#### [WHAT THE TASK ASKS]
Read the data and repeat all of it exactly.

....................

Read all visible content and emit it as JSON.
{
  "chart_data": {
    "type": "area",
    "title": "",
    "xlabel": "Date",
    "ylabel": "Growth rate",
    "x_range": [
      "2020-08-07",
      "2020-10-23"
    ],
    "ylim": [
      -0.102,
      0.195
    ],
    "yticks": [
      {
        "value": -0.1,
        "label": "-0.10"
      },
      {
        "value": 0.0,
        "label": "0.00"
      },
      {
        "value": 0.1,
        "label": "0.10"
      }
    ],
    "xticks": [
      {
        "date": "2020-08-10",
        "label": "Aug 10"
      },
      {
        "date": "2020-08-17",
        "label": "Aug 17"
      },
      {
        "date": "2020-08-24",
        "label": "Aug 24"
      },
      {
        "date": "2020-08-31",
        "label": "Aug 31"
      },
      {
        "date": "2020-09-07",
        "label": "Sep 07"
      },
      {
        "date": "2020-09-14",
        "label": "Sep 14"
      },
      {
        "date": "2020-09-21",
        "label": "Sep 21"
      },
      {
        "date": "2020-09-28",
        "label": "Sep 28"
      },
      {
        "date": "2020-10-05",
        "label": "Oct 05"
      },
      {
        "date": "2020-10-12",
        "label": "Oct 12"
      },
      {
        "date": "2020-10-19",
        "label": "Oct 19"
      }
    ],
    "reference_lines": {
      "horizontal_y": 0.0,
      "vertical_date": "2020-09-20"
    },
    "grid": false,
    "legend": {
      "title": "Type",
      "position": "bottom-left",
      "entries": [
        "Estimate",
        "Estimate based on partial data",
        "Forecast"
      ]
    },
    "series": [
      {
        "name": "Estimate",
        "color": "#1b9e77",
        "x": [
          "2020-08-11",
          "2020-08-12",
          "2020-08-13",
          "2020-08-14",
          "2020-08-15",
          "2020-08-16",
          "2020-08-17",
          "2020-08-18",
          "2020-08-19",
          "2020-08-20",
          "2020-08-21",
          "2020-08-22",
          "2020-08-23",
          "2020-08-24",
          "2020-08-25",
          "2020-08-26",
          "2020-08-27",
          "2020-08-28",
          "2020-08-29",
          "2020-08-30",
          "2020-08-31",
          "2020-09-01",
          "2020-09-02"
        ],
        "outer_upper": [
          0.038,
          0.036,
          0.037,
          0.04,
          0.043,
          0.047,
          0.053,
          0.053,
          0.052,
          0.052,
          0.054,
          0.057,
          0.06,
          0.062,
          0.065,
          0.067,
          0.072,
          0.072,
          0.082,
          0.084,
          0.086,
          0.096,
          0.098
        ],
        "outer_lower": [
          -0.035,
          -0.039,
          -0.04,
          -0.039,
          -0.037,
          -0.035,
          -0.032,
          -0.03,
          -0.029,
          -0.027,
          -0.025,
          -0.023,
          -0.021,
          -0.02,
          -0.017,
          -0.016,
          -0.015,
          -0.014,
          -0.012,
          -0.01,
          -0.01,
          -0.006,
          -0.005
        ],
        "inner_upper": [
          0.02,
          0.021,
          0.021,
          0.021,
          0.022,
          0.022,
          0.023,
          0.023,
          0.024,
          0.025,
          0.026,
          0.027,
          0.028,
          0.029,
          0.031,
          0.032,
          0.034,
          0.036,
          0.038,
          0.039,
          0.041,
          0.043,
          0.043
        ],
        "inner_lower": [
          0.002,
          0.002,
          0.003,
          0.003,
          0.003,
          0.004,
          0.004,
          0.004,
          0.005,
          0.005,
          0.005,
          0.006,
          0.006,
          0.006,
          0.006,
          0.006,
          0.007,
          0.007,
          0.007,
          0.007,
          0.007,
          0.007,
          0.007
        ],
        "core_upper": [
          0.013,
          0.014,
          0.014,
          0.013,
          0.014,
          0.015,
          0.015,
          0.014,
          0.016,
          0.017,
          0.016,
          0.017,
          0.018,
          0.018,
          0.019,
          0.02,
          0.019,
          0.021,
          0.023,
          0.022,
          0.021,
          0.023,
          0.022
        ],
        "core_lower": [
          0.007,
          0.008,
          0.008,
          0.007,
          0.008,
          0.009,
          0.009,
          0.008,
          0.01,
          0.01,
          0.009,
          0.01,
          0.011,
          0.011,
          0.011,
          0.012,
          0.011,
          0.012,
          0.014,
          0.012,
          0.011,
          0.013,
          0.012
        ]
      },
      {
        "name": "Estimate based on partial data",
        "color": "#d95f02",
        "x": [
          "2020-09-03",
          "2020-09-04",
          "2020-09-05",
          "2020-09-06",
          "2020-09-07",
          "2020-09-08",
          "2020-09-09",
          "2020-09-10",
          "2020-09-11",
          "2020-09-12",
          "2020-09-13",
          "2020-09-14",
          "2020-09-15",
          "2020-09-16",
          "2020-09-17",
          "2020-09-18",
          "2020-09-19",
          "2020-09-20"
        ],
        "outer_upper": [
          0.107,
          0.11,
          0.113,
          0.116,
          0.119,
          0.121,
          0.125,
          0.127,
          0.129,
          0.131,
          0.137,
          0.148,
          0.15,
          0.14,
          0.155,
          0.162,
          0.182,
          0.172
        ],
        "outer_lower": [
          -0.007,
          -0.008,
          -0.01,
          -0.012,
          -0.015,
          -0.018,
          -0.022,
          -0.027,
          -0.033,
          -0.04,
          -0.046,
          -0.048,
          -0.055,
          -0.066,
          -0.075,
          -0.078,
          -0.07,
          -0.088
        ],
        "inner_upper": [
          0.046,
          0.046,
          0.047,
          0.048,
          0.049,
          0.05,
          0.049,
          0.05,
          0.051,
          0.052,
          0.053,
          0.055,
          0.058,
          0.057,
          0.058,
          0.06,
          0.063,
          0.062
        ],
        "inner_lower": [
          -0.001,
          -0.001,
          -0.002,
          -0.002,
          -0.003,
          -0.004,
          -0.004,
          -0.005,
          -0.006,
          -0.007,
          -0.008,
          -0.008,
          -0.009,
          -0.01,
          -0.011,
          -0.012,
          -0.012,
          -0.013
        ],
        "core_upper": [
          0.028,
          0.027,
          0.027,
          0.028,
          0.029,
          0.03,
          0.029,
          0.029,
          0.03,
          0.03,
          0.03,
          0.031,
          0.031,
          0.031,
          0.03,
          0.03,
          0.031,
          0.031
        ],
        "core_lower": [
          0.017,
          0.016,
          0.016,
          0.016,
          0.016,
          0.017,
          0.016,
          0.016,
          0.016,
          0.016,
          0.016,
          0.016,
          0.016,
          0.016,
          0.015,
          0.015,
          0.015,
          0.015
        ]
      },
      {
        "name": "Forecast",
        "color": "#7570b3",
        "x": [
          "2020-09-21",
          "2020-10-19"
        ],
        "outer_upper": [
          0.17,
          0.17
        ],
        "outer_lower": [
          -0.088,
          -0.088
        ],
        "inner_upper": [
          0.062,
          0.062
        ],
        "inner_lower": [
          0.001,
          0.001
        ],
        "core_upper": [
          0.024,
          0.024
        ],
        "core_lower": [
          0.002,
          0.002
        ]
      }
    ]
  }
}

....................

#### [TASK ANSWER]
Read all visible content and emit it as JSON.
{
  "chart_data": {
    "type": "area",
    "title": "",
    "xlabel": "Date",
    "ylabel": "Growth rate",
    "x_range": [
      "2020-08-07",
      "2020-10-23"
    ],
    "ylim": [
      -0.102,
      0.195
    ],
    "yticks": [
      {
        "value": -0.1,
        "label": "-0.10"
      },
      {
        "value": 0.0,
        "label": "0.00"
      },
      {
        "value": 0.1,
        "label": "0.10"
      }
    ],
    "xticks": [
      {
        "date": "2020-08-10",
        "label": "Aug 10"
      },
      {
        "date": "2020-08-17",
        "label": "Aug 17"
      },
      {
        "date": "2020-08-24",
        "label": "Aug 24"
      },
      {
        "date": "2020-08-31",
        "label": "Aug 31"
      },
      {
        "date": "2020-09-07",
        "label": "Sep 07"
      },
      {
        "date": "2020-09-14",
        "label": "Sep 14"
      },
      {
        "date": "2020-09-21",
        "label": "Sep 21"
      },
      {
        "date": "2020-09-28",
        "label": "Sep 28"
      },
      {
        "date": "2020-10-05",
        "label": "Oct 05"
      },
      {
        "date": "2020-10-12",
        "label": "Oct 12"
      },
      {
        "date": "2020-10-19",
        "label": "Oct 19"
      }
    ],
    "reference_lines": {
      "horizontal_y": 0.0,
      "vertical_date": "2020-09-20"
    },
    "grid": false,
    "legend": {
      "title": "Type",
      "position": "bottom-left",
      "entries": [
        "Estimate",
        "Estimate based on partial data",
        "Forecast"
      ]
    },
    "series": [
      {
        "name": "Estimate",
        "color": "#1b9e77",
        "x": [
          "2020-08-11",
          "2020-08-12",
          "2020-08-13",
          "2020-08-14",
          "2020-08-15",
          "2020-08-16",
          "2020-08-17",
          "2020-08-18",
          "2020-08-19",
          "2020-08-20",
          "2020-08-21",
          "2020-08-22",
          "2020-08-23",
          "2020-08-24",
          "2020-08-25",
          "2020-08-26",
          "2020-08-27",
          "2020-08-28",
          "2020-08-29",
          "2020-08-30",
          "2020-08-31",
          "2020-09-01",
          "2020-09-02"
        ],
        "outer_upper": [
          0.038,
          0.036,
          0.037,
          0.04,
          0.043,
          0.047,
          0.053,
          0.053,
          0.052,
          0.052,
          0.054,
          0.057,
          0.06,
          0.062,
          0.065,
          0.067,
          0.072,
          0.072,
          0.082,
          0.084,
          0.086,
          0.096,
          0.098
        ],
        "outer_lower": [
          -0.035,
          -0.039,
          -0.04,
          -0.039,
          -0.037,
          -0.035,
          -0.032,
          -0.03,
          -0.029,
          -0.027,
          -0.025,
          -0.023,
          -0.021,
          -0.02,
          -0.017,
          -0.016,
          -0.015,
          -0.014,
          -0.012,
          -0.01,
          -0.01,
          -0.006,
          -0.005
        ],
        "inner_upper": [
          0.02,
          0.021,
          0.021,
          0.021,
          0.022,
          0.022,
          0.023,
          0.023,
          0.024,
          0.025,
          0.026,
          0.027,
          0.028,
          0.029,
          0.031,
          0.032,
          0.034,
          0.036,
          0.038,
          0.039,
          0.041,
          0.043,
          0.043
        ],
        "inner_lower": [
          0.002,
          0.002,
          0.003,
          0.003,
          0.003,
          0.004,
          0.004,
          0.004,
          0.005,
          0.005,
          0.005,
          0.006,
          0.006,
          0.006,
          0.006,
          0.006,
          0.007,
          0.007,
          0.007,
          0.007,
          0.007,
          0.007,
          0.007
        ],
        "core_upper": [
          0.013,
          0.014,
          0.014,
          0.013,
          0.014,
          0.015,
          0.015,
          0.014,
          0.016,
          0.017,
          0.016,
          0.017,
          0.018,
          0.018,
          0.019,
          0.02,
          0.019,
          0.021,
          0.023,
          0.022,
          0.021,
          0.023,
          0.022
        ],
        "core_lower": [
          0.007,
          0.008,
          0.008,
          0.007,
          0.008,
          0.009,
          0.009,
          0.008,
          0.01,
          0.01,
          0.009,
          0.01,
          0.011,
          0.011,
          0.011,
          0.012,
          0.011,
          0.012,
          0.014,
          0.012,
          0.011,
          0.013,
          0.012
        ]
      },
      {
        "name": "Estimate based on partial data",
        "color": "#d95f02",
        "x": [
          "2020-09-03",
          "2020-09-04",
          "2020-09-05",
          "2020-09-06",
          "2020-09-07",
          "2020-09-08",
          "2020-09-09",
          "2020-09-10",
          "2020-09-11",
          "2020-09-12",
          "2020-09-13",
          "2020-09-14",
          "2020-09-15",
          "2020-09-16",
          "2020-09-17",
          "2020-09-18",
          "2020-09-19",
          "2020-09-20"
        ],
        "outer_upper": [
          0.107,
          0.11,
          0.113,
          0.116,
          0.119,
          0.121,
          0.125,
          0.127,
          0.129,
          0.131,
          0.137,
          0.148,
          0.15,
          0.14,
          0.155,
          0.162,
          0.182,
          0.172
        ],
        "outer_lower": [
          -0.007,
          -0.008,
          -0.01,
          -0.012,
          -0.015,
          -0.018,
          -0.022,
          -0.027,
          -0.033,
          -0.04,
          -0.046,
          -0.048,
          -0.055,
          -0.066,
          -0.075,
          -0.078,
          -0.07,
          -0.088
        ],
        "inner_upper": [
          0.046,
          0.046,
          0.047,
          0.048,
          0.049,
          0.05,
          0.049,
          0.05,
          0.051,
          0.052,
          0.053,
          0.055,
          0.058,
          0.057,
          0.058,
          0.06,
          0.063,
          0.062
        ],
        "inner_lower": [
          -0.001,
          -0.001,
          -0.002,
          -0.002,
          -0.003,
          -0.004,
          -0.004,
          -0.005,
          -0.006,
          -0.007,
          -0.008,
          -0.008,
          -0.009,
          -0.01,
          -0.011,
          -0.012,
          -0.012,
          -0.013
        ],
        "core_upper": [
          0.028,
          0.027,
          0.027,
          0.028,
          0.029,
          0.03,
          0.029,
          0.029,
          0.03,
          0.03,
          0.03,
          0.031,
          0.031,
          0.031,
          0.03,
          0.03,
          0.031,
          0.031
        ],
        "core_lower": [
          0.017,
          0.016,
          0.016,
          0.016,
          0.016,
          0.017,
          0.016,
          0.016,
          0.016,
          0.016,
          0.016,
          0.016,
          0.016,
          0.016,
          0.015,
          0.015,
          0.015,
          0.015
        ]
      },
      {
        "name": "Forecast",
        "color": "#7570b3",
        "x": [
          "2020-09-21",
          "2020-10-19"
        ],
        "outer_upper": [
          0.17,
          0.17
        ],
        "outer_lower": [
          -0.088,
          -0.088
        ],
        "inner_upper": [
          0.062,
          0.062
        ],
        "inner_lower": [
          0.001,
          0.001
        ],
        "core_upper": [
          0.024,
          0.024
        ],
        "core_lower": [
          0.002,
          0.002
        ]
      }
    ]
  }
}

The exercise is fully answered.